*PROBLEM DESCRIPTION*
Count the lines below that include the word "marker" and write that number alone.
┌──
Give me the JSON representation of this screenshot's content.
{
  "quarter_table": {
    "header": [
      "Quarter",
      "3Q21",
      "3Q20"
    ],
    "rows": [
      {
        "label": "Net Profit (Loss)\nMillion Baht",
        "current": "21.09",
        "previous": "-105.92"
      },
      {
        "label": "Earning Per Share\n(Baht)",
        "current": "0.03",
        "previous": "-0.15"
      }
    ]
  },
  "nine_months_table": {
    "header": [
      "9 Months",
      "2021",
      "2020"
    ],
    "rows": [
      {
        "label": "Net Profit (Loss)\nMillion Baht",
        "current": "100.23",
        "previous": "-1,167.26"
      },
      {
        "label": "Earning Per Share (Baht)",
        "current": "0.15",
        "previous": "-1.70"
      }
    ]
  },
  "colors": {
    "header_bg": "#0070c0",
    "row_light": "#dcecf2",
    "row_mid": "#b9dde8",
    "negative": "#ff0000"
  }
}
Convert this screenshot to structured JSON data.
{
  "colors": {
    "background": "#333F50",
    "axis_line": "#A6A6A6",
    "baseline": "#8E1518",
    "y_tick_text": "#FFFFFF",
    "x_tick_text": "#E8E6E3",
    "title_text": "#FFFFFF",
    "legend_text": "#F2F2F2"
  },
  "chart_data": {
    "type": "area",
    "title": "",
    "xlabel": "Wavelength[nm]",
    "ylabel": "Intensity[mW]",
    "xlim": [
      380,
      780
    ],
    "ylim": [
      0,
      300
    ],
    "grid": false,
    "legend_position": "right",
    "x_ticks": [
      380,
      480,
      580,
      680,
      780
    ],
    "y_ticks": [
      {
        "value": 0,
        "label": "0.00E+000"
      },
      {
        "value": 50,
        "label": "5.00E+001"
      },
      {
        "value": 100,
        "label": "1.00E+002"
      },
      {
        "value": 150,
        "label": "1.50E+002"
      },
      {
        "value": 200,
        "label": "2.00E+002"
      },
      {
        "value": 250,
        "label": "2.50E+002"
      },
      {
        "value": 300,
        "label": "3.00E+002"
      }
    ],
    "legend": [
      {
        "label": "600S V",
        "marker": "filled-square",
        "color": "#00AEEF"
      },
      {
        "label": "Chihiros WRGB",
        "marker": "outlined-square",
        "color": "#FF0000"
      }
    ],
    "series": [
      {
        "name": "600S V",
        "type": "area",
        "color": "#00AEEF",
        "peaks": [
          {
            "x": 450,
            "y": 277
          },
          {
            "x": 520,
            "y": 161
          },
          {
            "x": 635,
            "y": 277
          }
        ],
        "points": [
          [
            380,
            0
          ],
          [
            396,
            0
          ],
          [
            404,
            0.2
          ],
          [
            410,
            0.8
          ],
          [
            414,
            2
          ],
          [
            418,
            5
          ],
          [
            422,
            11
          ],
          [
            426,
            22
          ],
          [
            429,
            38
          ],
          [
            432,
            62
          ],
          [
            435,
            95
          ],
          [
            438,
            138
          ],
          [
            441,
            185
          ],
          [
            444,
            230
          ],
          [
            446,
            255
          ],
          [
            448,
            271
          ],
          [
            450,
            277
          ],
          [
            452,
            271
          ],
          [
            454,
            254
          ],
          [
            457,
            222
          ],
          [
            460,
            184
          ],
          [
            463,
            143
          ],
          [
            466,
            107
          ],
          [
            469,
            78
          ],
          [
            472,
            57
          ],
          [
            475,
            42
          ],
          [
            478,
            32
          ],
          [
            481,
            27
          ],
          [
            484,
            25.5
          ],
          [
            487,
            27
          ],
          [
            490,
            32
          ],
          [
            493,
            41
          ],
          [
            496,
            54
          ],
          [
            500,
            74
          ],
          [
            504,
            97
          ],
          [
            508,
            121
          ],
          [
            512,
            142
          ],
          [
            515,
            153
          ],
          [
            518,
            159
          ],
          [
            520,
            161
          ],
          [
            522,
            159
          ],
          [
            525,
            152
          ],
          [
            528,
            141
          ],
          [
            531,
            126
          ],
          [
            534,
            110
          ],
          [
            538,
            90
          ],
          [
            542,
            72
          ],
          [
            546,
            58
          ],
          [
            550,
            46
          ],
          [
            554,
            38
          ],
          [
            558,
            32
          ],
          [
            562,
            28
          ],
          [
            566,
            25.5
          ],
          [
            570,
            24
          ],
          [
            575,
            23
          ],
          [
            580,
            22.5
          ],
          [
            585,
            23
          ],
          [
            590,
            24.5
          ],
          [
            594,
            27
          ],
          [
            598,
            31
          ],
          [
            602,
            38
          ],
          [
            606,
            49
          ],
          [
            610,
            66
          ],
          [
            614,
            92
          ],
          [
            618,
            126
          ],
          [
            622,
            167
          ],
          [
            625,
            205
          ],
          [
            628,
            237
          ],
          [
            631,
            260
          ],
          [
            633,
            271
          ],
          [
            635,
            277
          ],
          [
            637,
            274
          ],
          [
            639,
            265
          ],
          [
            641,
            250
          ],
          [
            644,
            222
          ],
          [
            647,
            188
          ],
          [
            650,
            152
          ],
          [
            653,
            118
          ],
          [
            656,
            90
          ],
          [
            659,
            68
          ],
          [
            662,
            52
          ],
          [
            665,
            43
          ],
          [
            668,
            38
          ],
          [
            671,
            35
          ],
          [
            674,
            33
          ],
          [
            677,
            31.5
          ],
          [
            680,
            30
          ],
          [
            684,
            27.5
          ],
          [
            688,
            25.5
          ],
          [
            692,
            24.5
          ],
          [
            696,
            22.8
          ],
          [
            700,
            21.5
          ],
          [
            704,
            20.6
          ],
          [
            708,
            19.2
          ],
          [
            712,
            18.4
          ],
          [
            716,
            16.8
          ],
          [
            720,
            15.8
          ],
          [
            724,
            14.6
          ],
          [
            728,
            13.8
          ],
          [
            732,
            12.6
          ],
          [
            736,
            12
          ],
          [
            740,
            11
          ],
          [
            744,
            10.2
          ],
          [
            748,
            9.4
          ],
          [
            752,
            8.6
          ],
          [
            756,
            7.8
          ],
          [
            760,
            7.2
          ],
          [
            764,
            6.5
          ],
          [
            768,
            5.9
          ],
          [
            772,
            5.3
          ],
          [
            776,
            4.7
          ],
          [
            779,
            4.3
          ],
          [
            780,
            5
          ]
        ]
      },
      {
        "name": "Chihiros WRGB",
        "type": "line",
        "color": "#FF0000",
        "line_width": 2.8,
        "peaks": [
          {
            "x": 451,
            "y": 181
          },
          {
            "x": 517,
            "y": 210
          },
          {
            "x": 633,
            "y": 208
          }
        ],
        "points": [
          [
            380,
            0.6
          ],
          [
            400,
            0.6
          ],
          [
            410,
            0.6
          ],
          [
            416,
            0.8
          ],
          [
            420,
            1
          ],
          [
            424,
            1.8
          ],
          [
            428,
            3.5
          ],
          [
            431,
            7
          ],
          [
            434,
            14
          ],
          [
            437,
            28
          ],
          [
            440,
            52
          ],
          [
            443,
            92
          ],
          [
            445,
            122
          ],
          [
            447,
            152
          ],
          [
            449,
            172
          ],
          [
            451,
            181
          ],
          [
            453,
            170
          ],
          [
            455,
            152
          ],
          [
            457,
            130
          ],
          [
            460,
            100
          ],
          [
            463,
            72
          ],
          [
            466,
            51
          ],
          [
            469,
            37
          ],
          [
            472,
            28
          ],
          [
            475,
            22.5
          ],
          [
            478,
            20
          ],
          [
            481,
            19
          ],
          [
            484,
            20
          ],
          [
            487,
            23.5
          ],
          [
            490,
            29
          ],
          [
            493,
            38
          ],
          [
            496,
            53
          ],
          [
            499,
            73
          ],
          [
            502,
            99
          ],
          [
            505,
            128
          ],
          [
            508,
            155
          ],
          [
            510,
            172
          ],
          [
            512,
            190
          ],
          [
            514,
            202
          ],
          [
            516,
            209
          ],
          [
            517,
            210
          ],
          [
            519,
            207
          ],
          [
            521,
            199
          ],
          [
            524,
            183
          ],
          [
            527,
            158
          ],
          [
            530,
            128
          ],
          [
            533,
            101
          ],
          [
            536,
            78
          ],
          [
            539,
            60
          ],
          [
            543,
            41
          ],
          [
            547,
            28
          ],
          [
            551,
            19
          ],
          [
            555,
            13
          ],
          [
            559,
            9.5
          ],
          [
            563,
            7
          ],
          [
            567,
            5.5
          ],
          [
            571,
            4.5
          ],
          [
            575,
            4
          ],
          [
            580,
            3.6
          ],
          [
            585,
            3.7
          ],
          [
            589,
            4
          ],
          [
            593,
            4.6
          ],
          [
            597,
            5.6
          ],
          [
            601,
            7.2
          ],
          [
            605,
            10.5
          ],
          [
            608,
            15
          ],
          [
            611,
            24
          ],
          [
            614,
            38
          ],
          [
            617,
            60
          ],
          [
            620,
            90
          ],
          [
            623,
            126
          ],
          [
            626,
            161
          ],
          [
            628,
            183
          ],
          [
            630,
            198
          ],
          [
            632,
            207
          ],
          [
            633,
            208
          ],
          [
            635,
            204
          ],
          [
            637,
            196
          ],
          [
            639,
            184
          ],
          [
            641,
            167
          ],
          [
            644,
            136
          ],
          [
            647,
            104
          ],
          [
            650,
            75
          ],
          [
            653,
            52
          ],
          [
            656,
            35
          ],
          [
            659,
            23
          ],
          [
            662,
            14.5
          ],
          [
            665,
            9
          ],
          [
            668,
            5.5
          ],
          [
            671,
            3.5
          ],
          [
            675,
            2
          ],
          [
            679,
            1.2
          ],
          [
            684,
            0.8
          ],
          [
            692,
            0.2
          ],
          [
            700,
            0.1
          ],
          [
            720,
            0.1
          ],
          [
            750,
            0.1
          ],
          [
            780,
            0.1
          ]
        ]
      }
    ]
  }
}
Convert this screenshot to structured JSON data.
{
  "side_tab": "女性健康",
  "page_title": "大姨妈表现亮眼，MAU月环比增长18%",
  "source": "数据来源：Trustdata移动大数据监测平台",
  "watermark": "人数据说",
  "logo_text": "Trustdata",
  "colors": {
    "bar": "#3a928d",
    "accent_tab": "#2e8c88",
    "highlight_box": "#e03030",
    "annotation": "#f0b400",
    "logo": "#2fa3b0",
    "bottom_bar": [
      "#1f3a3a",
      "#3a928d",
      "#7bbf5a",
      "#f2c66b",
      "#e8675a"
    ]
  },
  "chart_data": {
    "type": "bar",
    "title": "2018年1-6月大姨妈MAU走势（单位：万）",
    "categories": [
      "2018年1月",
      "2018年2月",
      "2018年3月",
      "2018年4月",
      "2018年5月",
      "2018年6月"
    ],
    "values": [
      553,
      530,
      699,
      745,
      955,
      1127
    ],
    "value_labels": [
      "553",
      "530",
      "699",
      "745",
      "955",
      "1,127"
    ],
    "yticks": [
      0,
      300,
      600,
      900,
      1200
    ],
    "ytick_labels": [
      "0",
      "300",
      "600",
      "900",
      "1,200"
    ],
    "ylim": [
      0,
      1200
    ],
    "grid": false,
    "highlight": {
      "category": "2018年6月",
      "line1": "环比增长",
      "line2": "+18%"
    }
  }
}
└──
*COMPLETED EXERCISE*
2